* Set task *
Restate each of the lines below word for word and drop every picture.

========

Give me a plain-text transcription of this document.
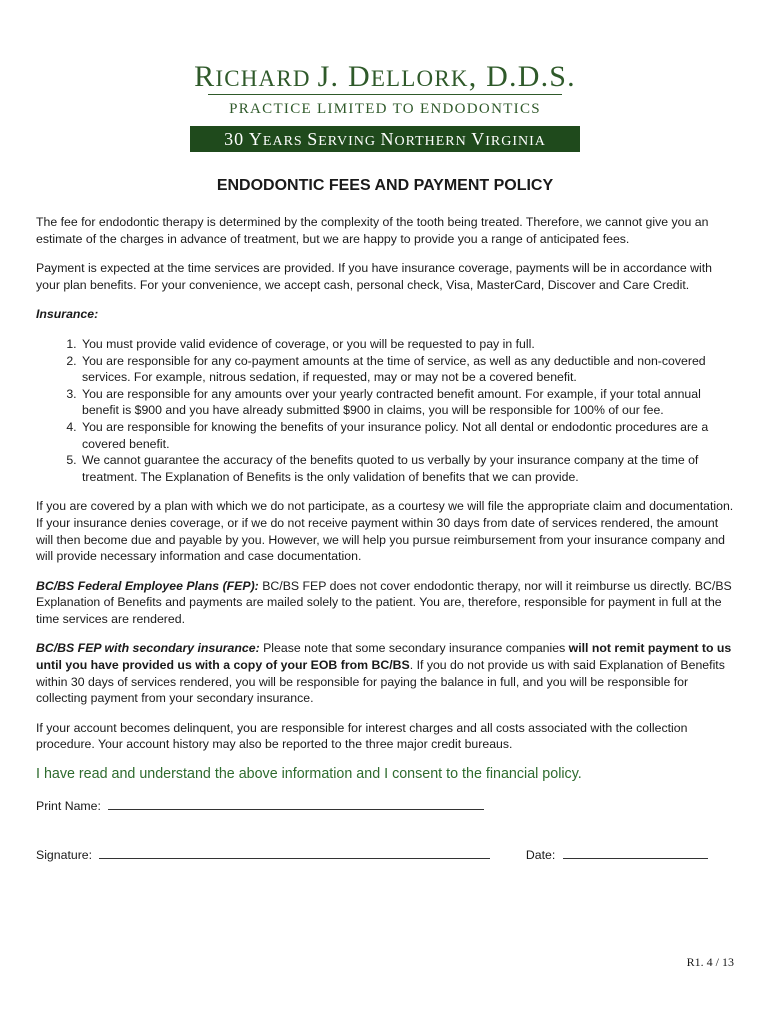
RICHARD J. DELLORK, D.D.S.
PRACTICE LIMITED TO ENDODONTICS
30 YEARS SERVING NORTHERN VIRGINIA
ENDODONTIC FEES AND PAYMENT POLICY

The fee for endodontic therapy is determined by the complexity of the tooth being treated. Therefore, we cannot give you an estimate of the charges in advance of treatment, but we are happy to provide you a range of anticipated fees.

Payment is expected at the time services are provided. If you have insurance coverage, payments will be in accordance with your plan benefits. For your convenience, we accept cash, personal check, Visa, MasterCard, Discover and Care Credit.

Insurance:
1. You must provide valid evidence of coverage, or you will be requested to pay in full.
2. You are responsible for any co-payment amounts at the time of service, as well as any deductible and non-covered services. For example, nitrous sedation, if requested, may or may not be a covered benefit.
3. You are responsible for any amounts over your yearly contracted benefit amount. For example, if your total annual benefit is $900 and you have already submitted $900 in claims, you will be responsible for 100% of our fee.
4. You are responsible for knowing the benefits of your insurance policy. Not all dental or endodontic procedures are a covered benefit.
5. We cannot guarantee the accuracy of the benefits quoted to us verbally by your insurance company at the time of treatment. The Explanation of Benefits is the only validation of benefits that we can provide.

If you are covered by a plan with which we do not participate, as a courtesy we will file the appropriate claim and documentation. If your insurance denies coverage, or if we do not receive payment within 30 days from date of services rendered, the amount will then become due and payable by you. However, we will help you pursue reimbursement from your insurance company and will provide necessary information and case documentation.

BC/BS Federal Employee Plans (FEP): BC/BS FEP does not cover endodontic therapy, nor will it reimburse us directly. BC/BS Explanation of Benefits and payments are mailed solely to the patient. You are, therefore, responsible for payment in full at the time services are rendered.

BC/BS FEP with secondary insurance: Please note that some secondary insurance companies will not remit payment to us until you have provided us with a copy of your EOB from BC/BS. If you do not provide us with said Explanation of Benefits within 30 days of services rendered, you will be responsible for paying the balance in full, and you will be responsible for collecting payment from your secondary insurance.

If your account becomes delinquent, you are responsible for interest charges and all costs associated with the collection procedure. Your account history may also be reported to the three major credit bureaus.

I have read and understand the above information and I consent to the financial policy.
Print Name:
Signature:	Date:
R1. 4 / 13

========

* Exercise result *
Give me a plain-text transcription of this document.
RICHARD J. DELLORK, D.D.S.
PRACTICE LIMITED TO ENDODONTICS
30 YEARS SERVING NORTHERN VIRGINIA
ENDODONTIC FEES AND PAYMENT POLICY

The fee for endodontic therapy is determined by the complexity of the tooth being treated. Therefore, we cannot give you an estimate of the charges in advance of treatment, but we are happy to provide you a range of anticipated fees.

Payment is expected at the time services are provided. If you have insurance coverage, payments will be in accordance with your plan benefits. For your convenience, we accept cash, personal check, Visa, MasterCard, Discover and Care Credit.

Insurance:
1. You must provide valid evidence of coverage, or you will be requested to pay in full.
2. You are responsible for any co-payment amounts at the time of service, as well as any deductible and non-covered services. For example, nitrous sedation, if requested, may or may not be a covered benefit.
3. You are responsible for any amounts over your yearly contracted benefit amount. For example, if your total annual benefit is $900 and you have already submitted $900 in claims, you will be responsible for 100% of our fee.
4. You are responsible for knowing the benefits of your insurance policy. Not all dental or endodontic procedures are a covered benefit.
5. We cannot guarantee the accuracy of the benefits quoted to us verbally by your insurance company at the time of treatment. The Explanation of Benefits is the only validation of benefits that we can provide.

If you are covered by a plan with which we do not participate, as a courtesy we will file the appropriate claim and documentation. If your insurance denies coverage, or if we do not receive payment within 30 days from date of services rendered, the amount will then become due and payable by you. However, we will help you pursue reimbursement from your insurance company and will provide necessary information and case documentation.

BC/BS Federal Employee Plans (FEP): BC/BS FEP does not cover endodontic therapy, nor will it reimburse us directly. BC/BS Explanation of Benefits and payments are mailed solely to the patient. You are, therefore, responsible for payment in full at the time services are rendered.

BC/BS FEP with secondary insurance: Please note that some secondary insurance companies will not remit payment to us until you have provided us with a copy of your EOB from BC/BS. If you do not provide us with said Explanation of Benefits within 30 days of services rendered, you will be responsible for paying the balance in full, and you will be responsible for collecting payment from your secondary insurance.

If your account becomes delinquent, you are responsible for interest charges and all costs associated with the collection procedure. Your account history may also be reported to the three major credit bureaus.

I have read and understand the above information and I consent to the financial policy.
Print Name:
Signature:	Date:
R1. 4 / 13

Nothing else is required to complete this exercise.